**Work to complete:** In your copy, repeat the records exactly and leave out the pictures.

[Excerpt from a dataset]

********

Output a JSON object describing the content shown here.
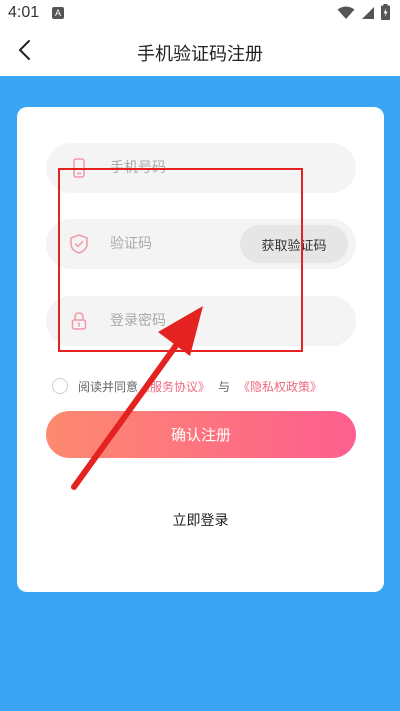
{
  "status_bar": {
    "time": "4:01",
    "app_icon_label": "A",
    "icons": [
      "wifi-icon",
      "signal-icon",
      "battery-icon"
    ]
  },
  "header": {
    "title": "手机验证码注册",
    "back_icon": "back-arrow-icon"
  },
  "form": {
    "phone": {
      "placeholder": "手机号码",
      "value": "",
      "icon": "phone-icon"
    },
    "code": {
      "placeholder": "验证码",
      "value": "",
      "icon": "shield-check-icon",
      "button_label": "获取验证码"
    },
    "password": {
      "placeholder": "登录密码",
      "value": "",
      "icon": "lock-icon"
    }
  },
  "agreement": {
    "prefix": "阅读并同意",
    "service_link": "《服务协议》",
    "and_text": "与",
    "privacy_link": "《隐私权政策》",
    "checked": false
  },
  "confirm_button_label": "确认注册",
  "login_link_label": "立即登录",
  "colors": {
    "background_blue": "#3aa6f3",
    "accent_pink": "#ef6a82",
    "gradient_start": "#fd8a6f",
    "gradient_end": "#fd5e8f",
    "annotation_red": "#e52222"
  }
}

********

**Final answer:**
Output a JSON object describing the content shown here.
{
  "status_bar": {
    "time": "4:01",
    "app_icon_label": "A",
    "icons": [
      "wifi-icon",
      "signal-icon",
      "battery-icon"
    ]
  },
  "header": {
    "title": "手机验证码注册",
    "back_icon": "back-arrow-icon"
  },
  "form": {
    "phone": {
      "placeholder": "手机号码",
      "value": "",
      "icon": "phone-icon"
    },
    "code": {
      "placeholder": "验证码",
      "value": "",
      "icon": "shield-check-icon",
      "button_label": "获取验证码"
    },
    "password": {
      "placeholder": "登录密码",
      "value": "",
      "icon": "lock-icon"
    }
  },
  "agreement": {
    "prefix": "阅读并同意",
    "service_link": "《服务协议》",
    "and_text": "与",
    "privacy_link": "《隐私权政策》",
    "checked": false
  },
  "confirm_button_label": "确认注册",
  "login_link_label": "立即登录",
  "colors": {
    "background_blue": "#3aa6f3",
    "accent_pink": "#ef6a82",
    "gradient_start": "#fd8a6f",
    "gradient_end": "#fd5e8f",
    "annotation_red": "#e52222"
  }
}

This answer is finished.